REQUIREMENT: Lines holding the string "header" are the ones to copy from this listing.

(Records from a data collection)
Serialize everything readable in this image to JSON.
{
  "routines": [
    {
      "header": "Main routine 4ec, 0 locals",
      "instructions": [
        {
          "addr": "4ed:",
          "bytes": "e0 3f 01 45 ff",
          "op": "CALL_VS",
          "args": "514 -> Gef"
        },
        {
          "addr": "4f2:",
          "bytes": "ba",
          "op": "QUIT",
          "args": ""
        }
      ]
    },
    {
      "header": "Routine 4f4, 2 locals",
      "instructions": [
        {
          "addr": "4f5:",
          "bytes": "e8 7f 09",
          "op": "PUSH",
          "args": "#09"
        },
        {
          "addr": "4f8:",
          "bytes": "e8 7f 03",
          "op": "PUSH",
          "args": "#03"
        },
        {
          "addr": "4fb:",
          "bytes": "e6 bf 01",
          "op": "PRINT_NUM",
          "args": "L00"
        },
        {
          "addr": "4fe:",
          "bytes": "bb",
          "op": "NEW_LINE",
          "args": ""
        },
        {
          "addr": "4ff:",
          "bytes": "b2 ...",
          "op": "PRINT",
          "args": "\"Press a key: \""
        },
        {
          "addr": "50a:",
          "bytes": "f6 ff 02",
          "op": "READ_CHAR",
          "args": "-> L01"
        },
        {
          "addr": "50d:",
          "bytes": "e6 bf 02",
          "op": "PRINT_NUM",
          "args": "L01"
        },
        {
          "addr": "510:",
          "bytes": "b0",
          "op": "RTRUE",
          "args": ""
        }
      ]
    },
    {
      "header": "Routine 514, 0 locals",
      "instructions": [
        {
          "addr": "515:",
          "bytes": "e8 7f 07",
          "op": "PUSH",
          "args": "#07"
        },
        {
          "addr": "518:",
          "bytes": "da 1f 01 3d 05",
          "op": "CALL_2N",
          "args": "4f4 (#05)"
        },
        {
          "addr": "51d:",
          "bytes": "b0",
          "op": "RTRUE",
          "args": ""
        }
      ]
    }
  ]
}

OUTPUT FOR THIS TASK:
      "header": "Main routine 4ec, 0 locals",
      "header": "Routine 4f4, 2 locals",
      "header": "Routine 514, 0 locals",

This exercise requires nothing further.